Recorded information
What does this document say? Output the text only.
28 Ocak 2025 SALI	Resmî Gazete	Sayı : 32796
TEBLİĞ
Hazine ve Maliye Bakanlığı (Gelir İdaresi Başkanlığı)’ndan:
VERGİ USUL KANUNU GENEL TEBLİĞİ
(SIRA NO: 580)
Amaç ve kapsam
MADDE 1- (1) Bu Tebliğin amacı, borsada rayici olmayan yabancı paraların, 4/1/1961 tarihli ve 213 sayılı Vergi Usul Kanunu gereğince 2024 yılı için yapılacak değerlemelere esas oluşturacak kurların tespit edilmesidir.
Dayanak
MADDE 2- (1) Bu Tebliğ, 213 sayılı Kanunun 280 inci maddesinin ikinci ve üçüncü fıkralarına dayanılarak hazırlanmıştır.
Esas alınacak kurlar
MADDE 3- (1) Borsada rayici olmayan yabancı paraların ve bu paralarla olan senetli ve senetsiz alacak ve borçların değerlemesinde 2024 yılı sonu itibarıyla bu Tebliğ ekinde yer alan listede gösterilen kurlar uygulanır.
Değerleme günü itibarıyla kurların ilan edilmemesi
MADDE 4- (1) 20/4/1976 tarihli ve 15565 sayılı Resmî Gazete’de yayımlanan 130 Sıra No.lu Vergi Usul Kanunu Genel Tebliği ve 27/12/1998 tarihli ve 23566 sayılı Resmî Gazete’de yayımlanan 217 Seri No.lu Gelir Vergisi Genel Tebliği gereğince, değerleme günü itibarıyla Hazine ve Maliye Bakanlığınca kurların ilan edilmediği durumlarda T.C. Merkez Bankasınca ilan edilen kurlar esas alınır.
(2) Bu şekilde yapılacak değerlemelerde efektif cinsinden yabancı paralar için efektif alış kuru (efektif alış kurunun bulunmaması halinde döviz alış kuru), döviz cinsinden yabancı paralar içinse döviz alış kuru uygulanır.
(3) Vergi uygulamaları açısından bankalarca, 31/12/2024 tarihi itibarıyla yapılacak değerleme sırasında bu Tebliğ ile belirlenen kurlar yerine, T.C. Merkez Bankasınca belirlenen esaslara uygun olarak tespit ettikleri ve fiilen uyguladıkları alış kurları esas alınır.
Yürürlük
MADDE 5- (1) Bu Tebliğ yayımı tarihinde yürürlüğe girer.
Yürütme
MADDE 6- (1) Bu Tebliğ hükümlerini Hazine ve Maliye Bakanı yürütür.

Given task
Look through the data and show every line containing "yapılacak".

Correct answer
MADDE 1- (1) Bu Tebliğin amacı, borsada rayici olmayan yabancı paraların, 4/1/1961 tarihli ve 213 sayılı Vergi Usul Kanunu gereğince 2024 yılı için yapılacak değerlemelere esas oluşturacak kurların tespit edilmesidir.
(2) Bu şekilde yapılacak değerlemelerde efektif cinsinden yabancı paralar için efektif alış kuru (efektif alış kurunun bulunmaması halinde döviz alış kuru), döviz cinsinden yabancı paralar içinse döviz alış kuru uygulanır.
(3) Vergi uygulamaları açısından bankalarca, 31/12/2024 tarihi itibarıyla yapılacak değerleme sırasında bu Tebliğ ile belirlenen kurlar yerine, T.C. Merkez Bankasınca belirlenen esaslara uygun olarak tespit ettikleri ve fiilen uyguladıkları alış kurları esas alınır.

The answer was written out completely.